**EXERCISE REQUIREMENTS:** Extract all lines containing "name".

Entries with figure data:
● ● ● ● ● ● ●

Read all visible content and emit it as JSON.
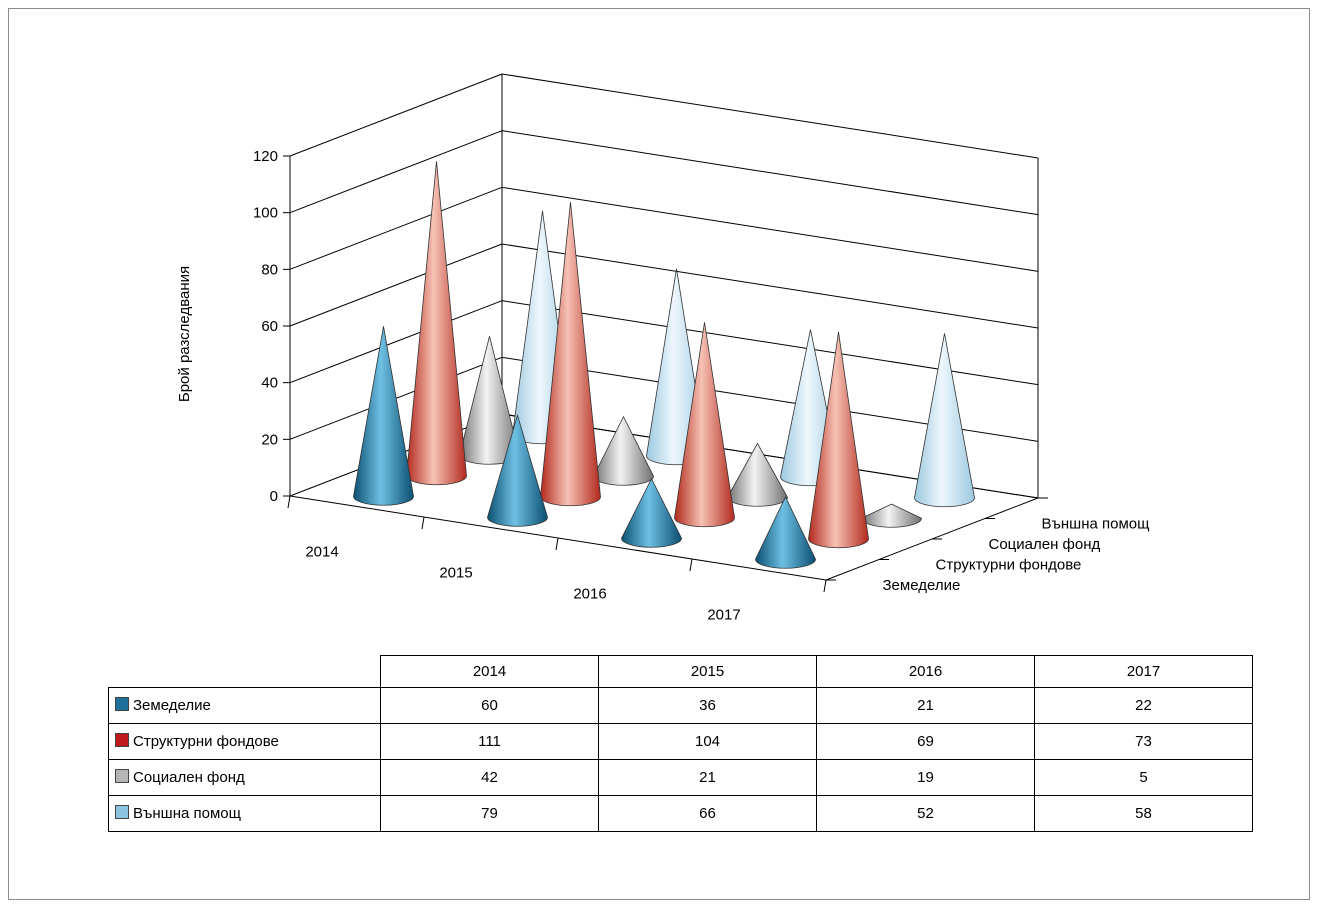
{
  "chart_data": {
    "type": "bar",
    "subtype": "3d-cone",
    "title": "",
    "ylabel": "Брой разследвания",
    "ylim": [
      0,
      120
    ],
    "yticks": [
      0,
      20,
      40,
      60,
      80,
      100,
      120
    ],
    "categories": [
      "2014",
      "2015",
      "2016",
      "2017"
    ],
    "series": [
      {
        "name": "Земеделие",
        "values": [
          60,
          36,
          21,
          22
        ],
        "color": "#1e7aa6"
      },
      {
        "name": "Структурни фондове",
        "values": [
          111,
          104,
          69,
          73
        ],
        "color": "#c0392b"
      },
      {
        "name": "Социален фонд",
        "values": [
          42,
          21,
          19,
          5
        ],
        "color": "#9a9a9a"
      },
      {
        "name": "Външна помощ",
        "values": [
          79,
          66,
          52,
          58
        ],
        "color": "#8cc3e0"
      }
    ],
    "grid": true,
    "legend": "data-table below chart"
  }
}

● ● ● ● ● ● ●

**THE RESULT:**
        "name": "Земеделие",
        "name": "Структурни фондове",
        "name": "Социален фонд",
        "name": "Външна помощ",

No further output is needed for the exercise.